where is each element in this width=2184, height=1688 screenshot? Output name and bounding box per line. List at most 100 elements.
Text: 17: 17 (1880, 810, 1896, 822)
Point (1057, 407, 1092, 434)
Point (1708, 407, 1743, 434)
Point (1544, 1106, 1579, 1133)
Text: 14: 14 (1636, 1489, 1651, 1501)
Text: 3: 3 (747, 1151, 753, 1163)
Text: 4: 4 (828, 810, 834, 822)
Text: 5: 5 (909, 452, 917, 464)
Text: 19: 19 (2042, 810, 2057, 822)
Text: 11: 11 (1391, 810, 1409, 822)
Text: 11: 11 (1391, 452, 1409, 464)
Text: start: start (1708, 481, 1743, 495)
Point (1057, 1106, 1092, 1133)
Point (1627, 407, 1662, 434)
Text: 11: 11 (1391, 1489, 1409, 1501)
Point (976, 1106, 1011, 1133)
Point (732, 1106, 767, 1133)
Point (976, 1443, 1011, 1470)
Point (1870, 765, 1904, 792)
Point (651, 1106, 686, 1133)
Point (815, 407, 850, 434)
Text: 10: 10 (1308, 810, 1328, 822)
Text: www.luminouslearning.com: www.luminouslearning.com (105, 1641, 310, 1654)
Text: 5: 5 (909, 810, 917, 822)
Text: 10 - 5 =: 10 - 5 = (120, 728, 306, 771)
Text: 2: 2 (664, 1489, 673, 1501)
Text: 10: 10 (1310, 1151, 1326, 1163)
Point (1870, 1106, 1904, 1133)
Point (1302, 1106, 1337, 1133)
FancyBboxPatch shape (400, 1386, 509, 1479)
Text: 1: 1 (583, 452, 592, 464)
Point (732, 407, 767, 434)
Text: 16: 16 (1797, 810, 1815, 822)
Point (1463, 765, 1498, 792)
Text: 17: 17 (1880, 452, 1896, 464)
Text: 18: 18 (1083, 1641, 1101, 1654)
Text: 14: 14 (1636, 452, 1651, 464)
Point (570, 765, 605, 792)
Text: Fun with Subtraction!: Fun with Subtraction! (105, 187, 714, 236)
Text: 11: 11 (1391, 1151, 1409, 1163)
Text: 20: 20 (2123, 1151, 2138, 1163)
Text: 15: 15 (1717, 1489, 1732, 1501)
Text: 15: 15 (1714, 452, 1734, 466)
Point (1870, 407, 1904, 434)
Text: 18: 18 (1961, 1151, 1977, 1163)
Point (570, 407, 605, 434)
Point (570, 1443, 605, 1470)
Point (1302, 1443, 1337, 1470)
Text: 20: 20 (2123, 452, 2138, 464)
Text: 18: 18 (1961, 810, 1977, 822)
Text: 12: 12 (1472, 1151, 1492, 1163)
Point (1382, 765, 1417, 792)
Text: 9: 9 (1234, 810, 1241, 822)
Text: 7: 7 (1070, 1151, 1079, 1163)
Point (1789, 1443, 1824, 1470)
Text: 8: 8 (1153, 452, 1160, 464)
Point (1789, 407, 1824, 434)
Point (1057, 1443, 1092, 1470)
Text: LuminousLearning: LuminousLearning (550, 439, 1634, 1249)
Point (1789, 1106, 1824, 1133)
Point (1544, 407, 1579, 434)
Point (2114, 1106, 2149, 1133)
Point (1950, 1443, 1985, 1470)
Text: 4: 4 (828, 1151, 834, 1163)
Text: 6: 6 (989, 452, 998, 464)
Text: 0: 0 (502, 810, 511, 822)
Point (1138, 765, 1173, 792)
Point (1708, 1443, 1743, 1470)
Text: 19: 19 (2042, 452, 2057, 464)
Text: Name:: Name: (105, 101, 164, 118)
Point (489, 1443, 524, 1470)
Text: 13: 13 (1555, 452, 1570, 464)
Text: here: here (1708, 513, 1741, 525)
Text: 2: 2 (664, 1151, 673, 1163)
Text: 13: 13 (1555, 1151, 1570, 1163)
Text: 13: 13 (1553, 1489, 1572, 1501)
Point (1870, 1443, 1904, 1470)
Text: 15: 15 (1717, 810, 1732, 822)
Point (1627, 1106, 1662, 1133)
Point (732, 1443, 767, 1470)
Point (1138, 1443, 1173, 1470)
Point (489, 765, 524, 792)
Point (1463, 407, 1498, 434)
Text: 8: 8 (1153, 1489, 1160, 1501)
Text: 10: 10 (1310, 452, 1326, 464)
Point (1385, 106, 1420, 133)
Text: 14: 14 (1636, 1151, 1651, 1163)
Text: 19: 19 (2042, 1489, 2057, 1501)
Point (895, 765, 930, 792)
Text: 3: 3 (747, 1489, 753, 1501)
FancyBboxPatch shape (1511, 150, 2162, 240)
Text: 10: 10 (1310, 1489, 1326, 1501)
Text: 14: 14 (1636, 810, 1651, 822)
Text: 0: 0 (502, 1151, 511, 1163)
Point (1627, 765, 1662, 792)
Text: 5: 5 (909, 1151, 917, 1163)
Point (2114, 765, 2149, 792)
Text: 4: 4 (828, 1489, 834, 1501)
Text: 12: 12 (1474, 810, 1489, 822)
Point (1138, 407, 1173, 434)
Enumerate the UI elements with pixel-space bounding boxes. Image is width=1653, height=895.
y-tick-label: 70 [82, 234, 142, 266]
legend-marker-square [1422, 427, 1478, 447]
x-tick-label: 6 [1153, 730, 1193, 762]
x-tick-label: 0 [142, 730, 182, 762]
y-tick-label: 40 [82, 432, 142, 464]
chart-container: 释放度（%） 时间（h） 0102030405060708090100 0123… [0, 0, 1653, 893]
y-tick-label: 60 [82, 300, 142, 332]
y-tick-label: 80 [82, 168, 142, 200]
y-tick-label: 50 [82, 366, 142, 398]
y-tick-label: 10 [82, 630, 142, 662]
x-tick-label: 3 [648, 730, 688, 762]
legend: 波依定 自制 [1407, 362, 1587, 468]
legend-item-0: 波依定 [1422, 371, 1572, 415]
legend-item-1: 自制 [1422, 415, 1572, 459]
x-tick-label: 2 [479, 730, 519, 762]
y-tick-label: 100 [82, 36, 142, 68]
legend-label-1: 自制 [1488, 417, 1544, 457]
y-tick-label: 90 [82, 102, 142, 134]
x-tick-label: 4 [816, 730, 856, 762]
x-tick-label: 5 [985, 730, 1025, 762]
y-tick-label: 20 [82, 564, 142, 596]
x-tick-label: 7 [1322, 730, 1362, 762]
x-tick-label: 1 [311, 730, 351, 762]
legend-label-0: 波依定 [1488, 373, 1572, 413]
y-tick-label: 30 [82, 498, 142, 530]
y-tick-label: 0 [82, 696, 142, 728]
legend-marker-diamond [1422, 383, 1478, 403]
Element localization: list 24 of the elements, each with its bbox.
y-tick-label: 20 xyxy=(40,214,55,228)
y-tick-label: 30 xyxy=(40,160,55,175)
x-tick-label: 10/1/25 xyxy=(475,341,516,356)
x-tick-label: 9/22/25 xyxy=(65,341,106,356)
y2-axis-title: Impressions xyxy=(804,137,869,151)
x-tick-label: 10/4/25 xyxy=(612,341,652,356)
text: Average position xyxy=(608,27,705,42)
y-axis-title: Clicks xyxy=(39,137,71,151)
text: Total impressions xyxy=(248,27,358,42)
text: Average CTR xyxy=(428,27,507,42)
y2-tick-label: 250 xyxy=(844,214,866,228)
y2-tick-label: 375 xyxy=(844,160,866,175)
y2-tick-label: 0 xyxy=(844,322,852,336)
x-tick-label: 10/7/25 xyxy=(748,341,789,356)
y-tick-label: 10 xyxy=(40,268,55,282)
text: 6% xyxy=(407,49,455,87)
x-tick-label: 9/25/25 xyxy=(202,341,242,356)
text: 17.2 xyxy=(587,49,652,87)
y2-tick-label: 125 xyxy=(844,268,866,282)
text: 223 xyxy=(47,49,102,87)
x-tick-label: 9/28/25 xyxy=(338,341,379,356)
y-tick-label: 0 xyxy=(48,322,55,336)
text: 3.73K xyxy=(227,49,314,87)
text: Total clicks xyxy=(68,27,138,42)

◆ ◆ ◆ ◆ ◆

### Problem description
Reproduce the material verbatim, beginning with its first line and ending after the line that contains "Text: 11: 11 (1391, 810, 1409, 822)".

### Response for this exercise
where is each element in this width=2184, height=1688 screenshot? Output name and bounding box per line. List at most 100 elements.
Text: 17: 17 (1880, 810, 1896, 822)
Point (1057, 407, 1092, 434)
Point (1708, 407, 1743, 434)
Point (1544, 1106, 1579, 1133)
Text: 14: 14 (1636, 1489, 1651, 1501)
Text: 3: 3 (747, 1151, 753, 1163)
Text: 4: 4 (828, 810, 834, 822)
Text: 5: 5 (909, 452, 917, 464)
Text: 19: 19 (2042, 810, 2057, 822)
Text: 11: 11 (1391, 810, 1409, 822)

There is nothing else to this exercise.